• _GOAL OF THE EXERCISE_
Read the listing below and copy out every line that holds "this".

• _PROVIDED DATA_
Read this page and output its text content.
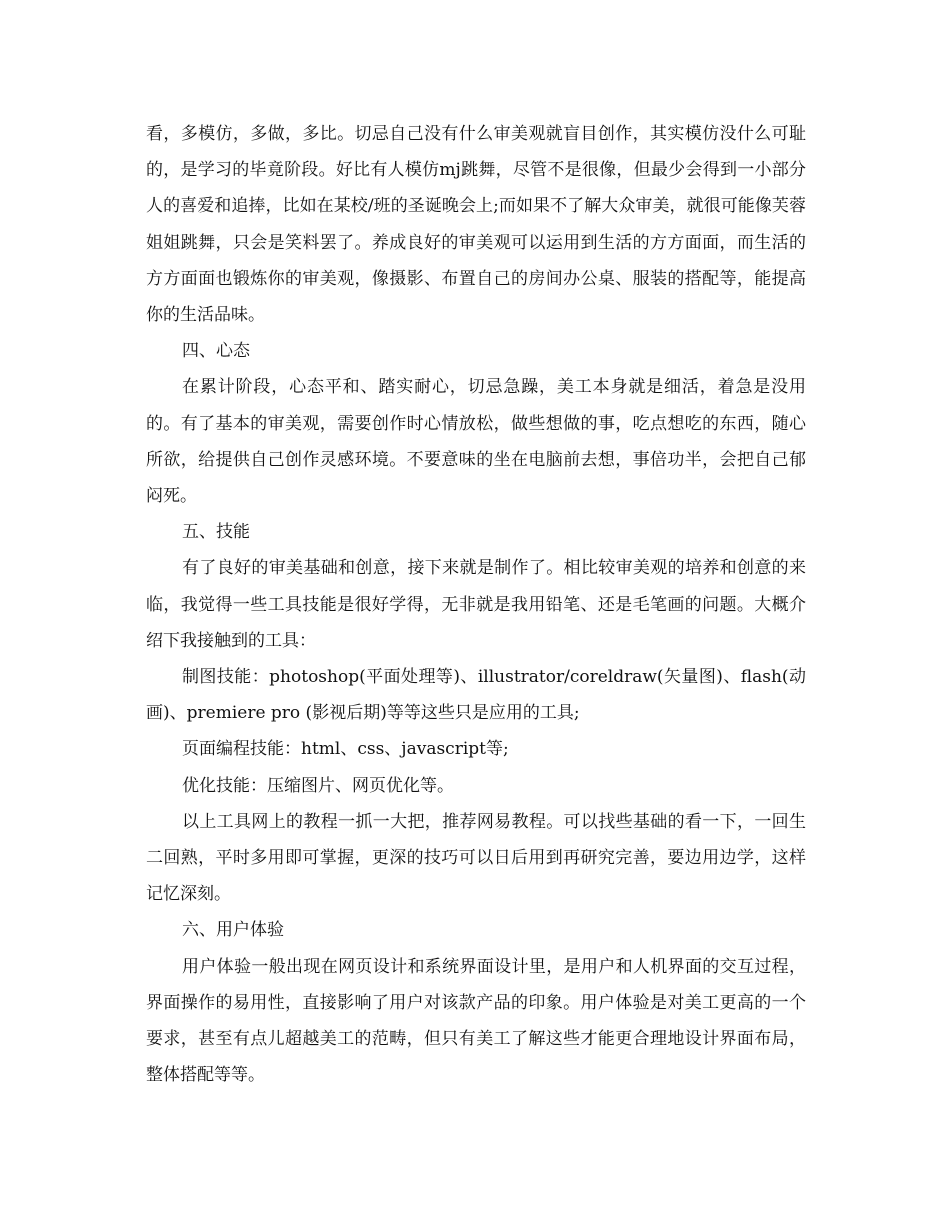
看，多模仿，多做，多比。切忌自己没有什么审美观就盲目创作，其实模仿没什么可耻的，是学习的毕竟阶段。好比有人模仿mj跳舞，尽管不是很像，但最少会得到一小部分人的喜爱和追捧，比如在某校/班的圣诞晚会上;而如果不了解大众审美，就很可能像芙蓉姐姐跳舞，只会是笑料罢了。养成良好的审美观可以运用到生活的方方面面，而生活的方方面面也锻炼你的审美观，像摄影、布置自己的房间办公桌、服装的搭配等，能提高你的生活品味。

四、心态

在累计阶段，心态平和、踏实耐心，切忌急躁，美工本身就是细活，着急是没用的。有了基本的审美观，需要创作时心情放松，做些想做的事，吃点想吃的东西，随心所欲，给提供自己创作灵感环境。不要意味的坐在电脑前去想，事倍功半，会把自己郁闷死。

五、技能

有了良好的审美基础和创意，接下来就是制作了。相比较审美观的培养和创意的来临，我觉得一些工具技能是很好学得，无非就是我用铅笔、还是毛笔画的问题。大概介绍下我接触到的工具：

制图技能：photoshop(平面处理等)、illustrator/coreldraw(矢量图)、flash(动画)、premiere pro (影视后期)等等这些只是应用的工具;

页面编程技能：html、css、javascript等;

优化技能：压缩图片、网页优化等。

以上工具网上的教程一抓一大把，推荐网易教程。可以找些基础的看一下，一回生二回熟，平时多用即可掌握，更深的技巧可以日后用到再研究完善，要边用边学，这样记忆深刻。

六、用户体验

用户体验一般出现在网页设计和系统界面设计里，是用户和人机界面的交互过程，界面操作的易用性，直接影响了用户对该款产品的印象。用户体验是对美工更高的一个要求，甚至有点儿超越美工的范畴，但只有美工了解这些才能更合理地设计界面布局，整体搭配等等。
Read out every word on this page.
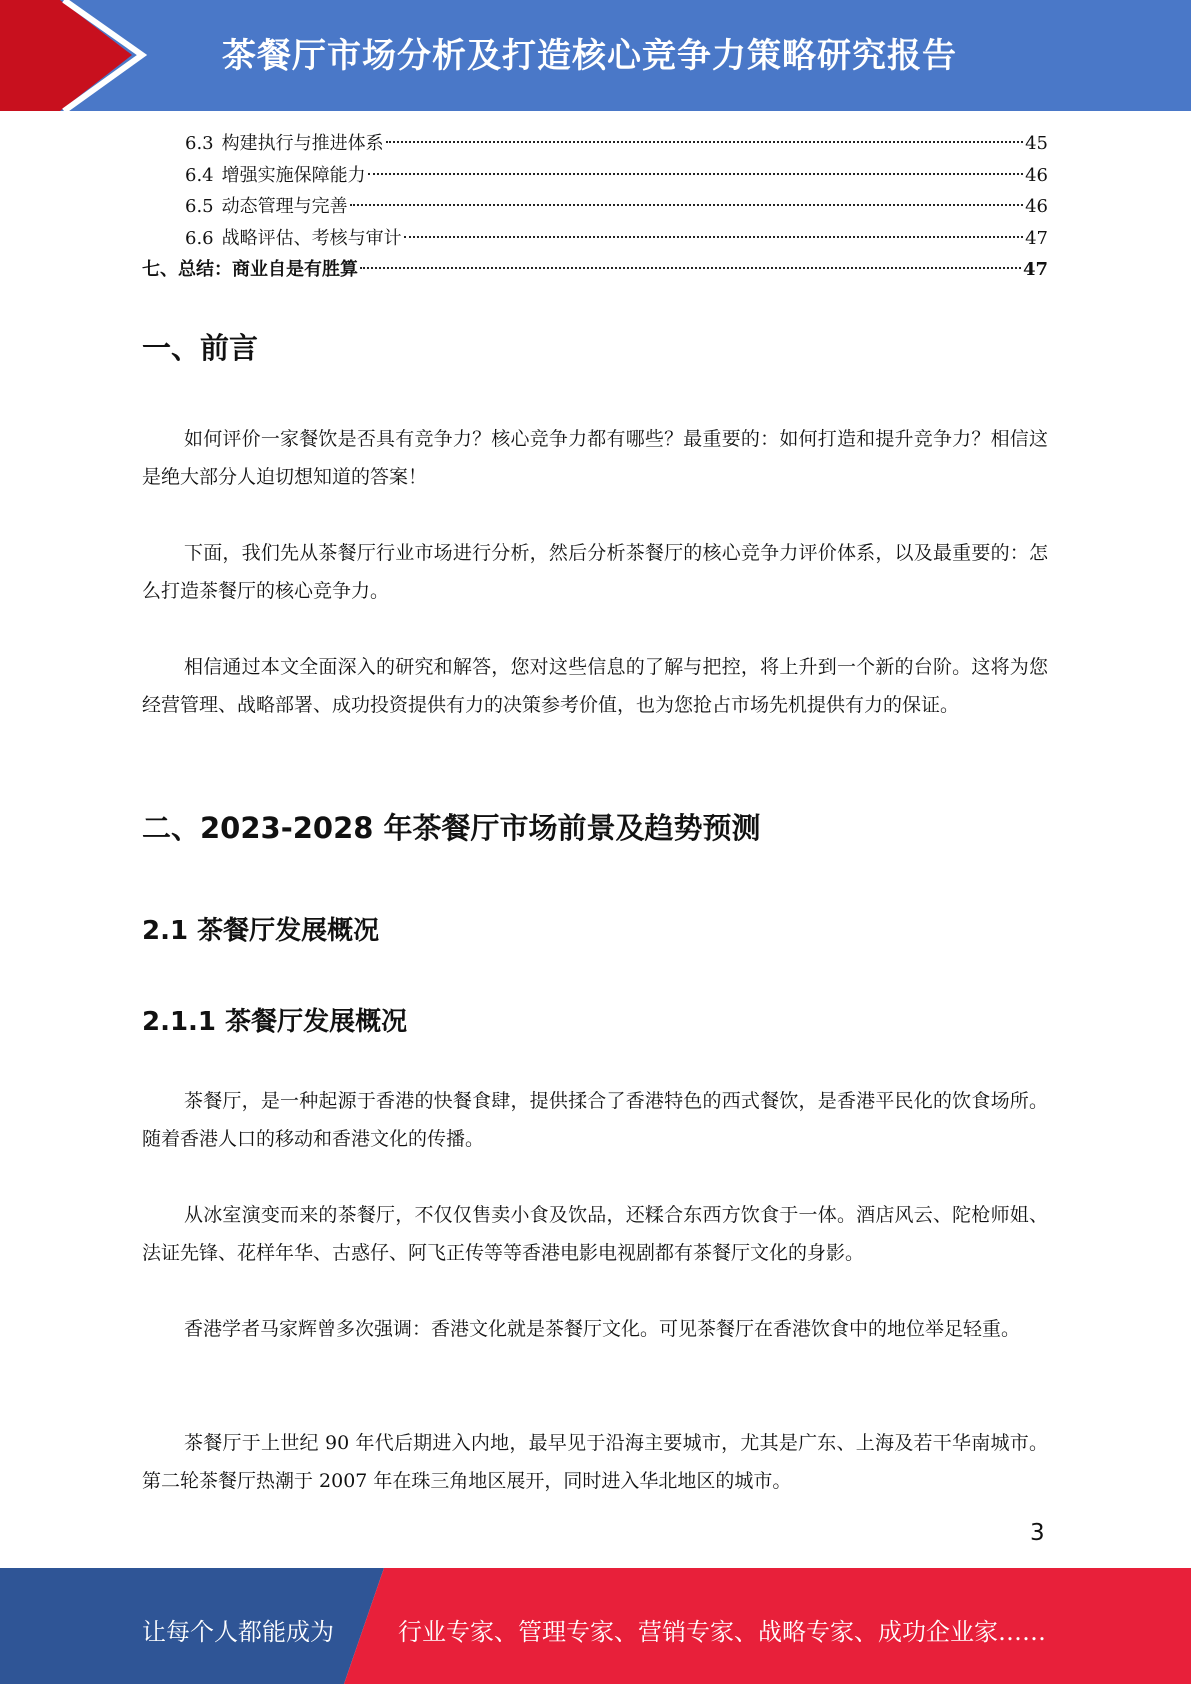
茶餐厅市场分析及打造核心竞争力策略研究报告
6.3 构建执行与推进体系	45
6.4 增强实施保障能力	46
6.5 动态管理与完善	46
6.6 战略评估、考核与审计	47
七、总结：商业自是有胜算	47
一、前言

如何评价一家餐饮是否具有竞争力？核心竞争力都有哪些？最重要的：如何打造和提升竞争力？相信这是绝大部分人迫切想知道的答案！

下面，我们先从茶餐厅行业市场进行分析，然后分析茶餐厅的核心竞争力评价体系，以及最重要的：怎么打造茶餐厅的核心竞争力。

相信通过本文全面深入的研究和解答，您对这些信息的了解与把控，将上升到一个新的台阶。这将为您经营管理、战略部署、成功投资提供有力的决策参考价值，也为您抢占市场先机提供有力的保证。

二、2023-2028 年茶餐厅市场前景及趋势预测
2.1 茶餐厅发展概况
2.1.1 茶餐厅发展概况

茶餐厅，是一种起源于香港的快餐食肆，提供揉合了香港特色的西式餐饮，是香港平民化的饮食场所。随着香港人口的移动和香港文化的传播。

从冰室演变而来的茶餐厅，不仅仅售卖小食及饮品，还糅合东西方饮食于一体。酒店风云、陀枪师姐、法证先锋、花样年华、古惑仔、阿飞正传等等香港电影电视剧都有茶餐厅文化的身影。

香港学者马家辉曾多次强调：香港文化就是茶餐厅文化。可见茶餐厅在香港饮食中的地位举足轻重。

茶餐厅于上世纪 90 年代后期进入内地，最早见于沿海主要城市，尤其是广东、上海及若干华南城市。第二轮茶餐厅热潮于 2007 年在珠三角地区展开，同时进入华北地区的城市。

3
让每个人都能成为	行业专家、管理专家、营销专家、战略专家、成功企业家……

• _FULL OUTPUT_
Read this page and output its text content.
Read out every word on this page.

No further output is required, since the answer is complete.